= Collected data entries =
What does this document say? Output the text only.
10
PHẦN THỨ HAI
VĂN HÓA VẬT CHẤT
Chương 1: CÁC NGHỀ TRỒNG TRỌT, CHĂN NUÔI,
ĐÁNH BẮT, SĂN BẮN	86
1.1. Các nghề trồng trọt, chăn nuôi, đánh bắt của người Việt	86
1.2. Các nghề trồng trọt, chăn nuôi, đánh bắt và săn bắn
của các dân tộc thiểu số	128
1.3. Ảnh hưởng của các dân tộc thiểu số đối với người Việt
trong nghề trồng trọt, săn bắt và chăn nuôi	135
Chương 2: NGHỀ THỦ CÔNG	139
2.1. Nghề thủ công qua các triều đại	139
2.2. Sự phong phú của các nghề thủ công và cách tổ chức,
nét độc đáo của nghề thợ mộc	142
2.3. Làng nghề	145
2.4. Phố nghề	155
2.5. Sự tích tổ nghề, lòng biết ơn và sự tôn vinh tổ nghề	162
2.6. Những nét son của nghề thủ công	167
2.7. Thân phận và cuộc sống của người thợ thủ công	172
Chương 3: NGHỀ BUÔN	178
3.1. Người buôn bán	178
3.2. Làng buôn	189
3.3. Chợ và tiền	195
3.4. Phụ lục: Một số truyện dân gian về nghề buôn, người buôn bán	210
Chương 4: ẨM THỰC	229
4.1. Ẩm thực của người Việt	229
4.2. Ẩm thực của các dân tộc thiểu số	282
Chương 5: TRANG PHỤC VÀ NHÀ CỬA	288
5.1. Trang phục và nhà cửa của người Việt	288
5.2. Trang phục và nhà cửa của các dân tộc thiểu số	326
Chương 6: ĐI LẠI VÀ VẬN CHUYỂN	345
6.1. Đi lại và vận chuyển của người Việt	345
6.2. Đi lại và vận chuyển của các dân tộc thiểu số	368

= TASK DETAILS =
Quote every entry exactly.

= TASK ANSWER =
What does this document say? Output the text only.
10
PHẦN THỨ HAI
VĂN HÓA VẬT CHẤT
Chương 1: CÁC NGHỀ TRỒNG TRỌT, CHĂN NUÔI,
ĐÁNH BẮT, SĂN BẮN	86
1.1. Các nghề trồng trọt, chăn nuôi, đánh bắt của người Việt	86
1.2. Các nghề trồng trọt, chăn nuôi, đánh bắt và săn bắn
của các dân tộc thiểu số	128
1.3. Ảnh hưởng của các dân tộc thiểu số đối với người Việt
trong nghề trồng trọt, săn bắt và chăn nuôi	135
Chương 2: NGHỀ THỦ CÔNG	139
2.1. Nghề thủ công qua các triều đại	139
2.2. Sự phong phú của các nghề thủ công và cách tổ chức,
nét độc đáo của nghề thợ mộc	142
2.3. Làng nghề	145
2.4. Phố nghề	155
2.5. Sự tích tổ nghề, lòng biết ơn và sự tôn vinh tổ nghề	162
2.6. Những nét son của nghề thủ công	167
2.7. Thân phận và cuộc sống của người thợ thủ công	172
Chương 3: NGHỀ BUÔN	178
3.1. Người buôn bán	178
3.2. Làng buôn	189
3.3. Chợ và tiền	195
3.4. Phụ lục: Một số truyện dân gian về nghề buôn, người buôn bán	210
Chương 4: ẨM THỰC	229
4.1. Ẩm thực của người Việt	229
4.2. Ẩm thực của các dân tộc thiểu số	282
Chương 5: TRANG PHỤC VÀ NHÀ CỬA	288
5.1. Trang phục và nhà cửa của người Việt	288
5.2. Trang phục và nhà cửa của các dân tộc thiểu số	326
Chương 6: ĐI LẠI VÀ VẬN CHUYỂN	345
6.1. Đi lại và vận chuyển của người Việt	345
6.2. Đi lại và vận chuyển của các dân tộc thiểu số	368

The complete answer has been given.